- [What is needed] Once the pictures are set aside, copy the data below exactly as it stands.

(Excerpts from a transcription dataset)
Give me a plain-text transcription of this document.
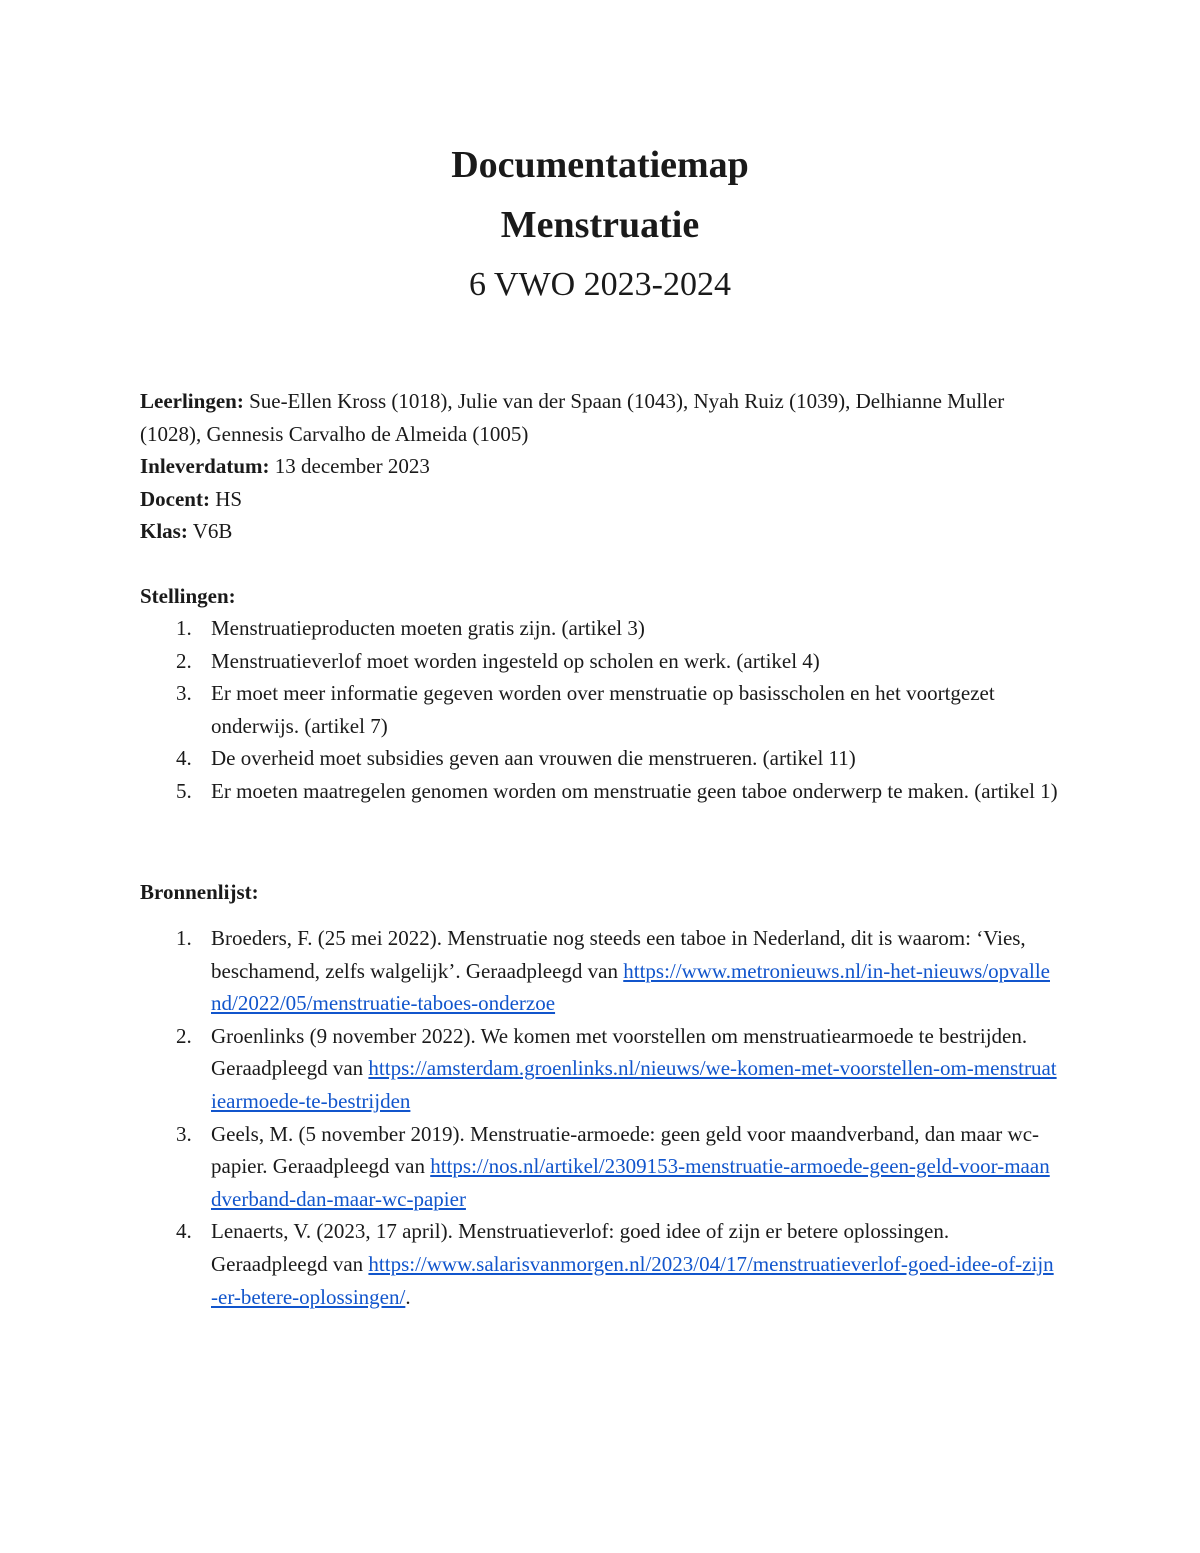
Documentatiemap
Menstruatie
6 VWO 2023-2024

Leerlingen: Sue-Ellen Kross (1018), Julie van der Spaan (1043), Nyah Ruiz (1039), Delhianne Muller (1028), Gennesis Carvalho de Almeida (1005)

Inleverdatum: 13 december 2023

Docent: HS

Klas: V6B

Stellingen:
1. Menstruatieproducten moeten gratis zijn. (artikel 3)
2. Menstruatieverlof moet worden ingesteld op scholen en werk. (artikel 4)
3. Er moet meer informatie gegeven worden over menstruatie op basisscholen en het voortgezet onderwijs. (artikel 7)
4. De overheid moet subsidies geven aan vrouwen die menstrueren. (artikel 11)
5. Er moeten maatregelen genomen worden om menstruatie geen taboe onderwerp te maken. (artikel 1)
Bronnenlijst:
1. Broeders, F. (25 mei 2022). Menstruatie nog steeds een taboe in Nederland, dit is waarom: ‘Vies, beschamend, zelfs walgelijk’. Geraadpleegd van https://www.metronieuws.nl/in-het-nieuws/opvallend/2022/05/menstruatie-taboes-onderzoe
2. Groenlinks (9 november 2022). We komen met voorstellen om menstruatiearmoede te bestrijden. Geraadpleegd van https://amsterdam.groenlinks.nl/nieuws/we-komen-met-voorstellen-om-menstruatiearmoede-te-bestrijden
3. Geels, M. (5 november 2019). Menstruatie-armoede: geen geld voor maandverband, dan maar wc-papier. Geraadpleegd van https://nos.nl/artikel/2309153-menstruatie-armoede-geen-geld-voor-maandverband-dan-maar-wc-papier
4. Lenaerts, V. (2023, 17 april). Menstruatieverlof: goed idee of zijn er betere oplossingen. Geraadpleegd van https://www.salarisvanmorgen.nl/2023/04/17/menstruatieverlof-goed-idee-of-zijn-er-betere-oplossingen/.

- [Result of the task]
Give me a plain-text transcription of this document.
Documentatiemap
Menstruatie
6 VWO 2023-2024

Leerlingen: Sue-Ellen Kross (1018), Julie van der Spaan (1043), Nyah Ruiz (1039), Delhianne Muller (1028), Gennesis Carvalho de Almeida (1005)

Inleverdatum: 13 december 2023

Docent: HS

Klas: V6B

Stellingen:
1. Menstruatieproducten moeten gratis zijn. (artikel 3)
2. Menstruatieverlof moet worden ingesteld op scholen en werk. (artikel 4)
3. Er moet meer informatie gegeven worden over menstruatie op basisscholen en het voortgezet onderwijs. (artikel 7)
4. De overheid moet subsidies geven aan vrouwen die menstrueren. (artikel 11)
5. Er moeten maatregelen genomen worden om menstruatie geen taboe onderwerp te maken. (artikel 1)
Bronnenlijst:
1. Broeders, F. (25 mei 2022). Menstruatie nog steeds een taboe in Nederland, dit is waarom: ‘Vies, beschamend, zelfs walgelijk’. Geraadpleegd van https://www.metronieuws.nl/in-het-nieuws/opvallend/2022/05/menstruatie-taboes-onderzoe
2. Groenlinks (9 november 2022). We komen met voorstellen om menstruatiearmoede te bestrijden. Geraadpleegd van https://amsterdam.groenlinks.nl/nieuws/we-komen-met-voorstellen-om-menstruatiearmoede-te-bestrijden
3. Geels, M. (5 november 2019). Menstruatie-armoede: geen geld voor maandverband, dan maar wc-papier. Geraadpleegd van https://nos.nl/artikel/2309153-menstruatie-armoede-geen-geld-voor-maandverband-dan-maar-wc-papier
4. Lenaerts, V. (2023, 17 april). Menstruatieverlof: goed idee of zijn er betere oplossingen. Geraadpleegd van https://www.salarisvanmorgen.nl/2023/04/17/menstruatieverlof-goed-idee-of-zijn-er-betere-oplossingen/.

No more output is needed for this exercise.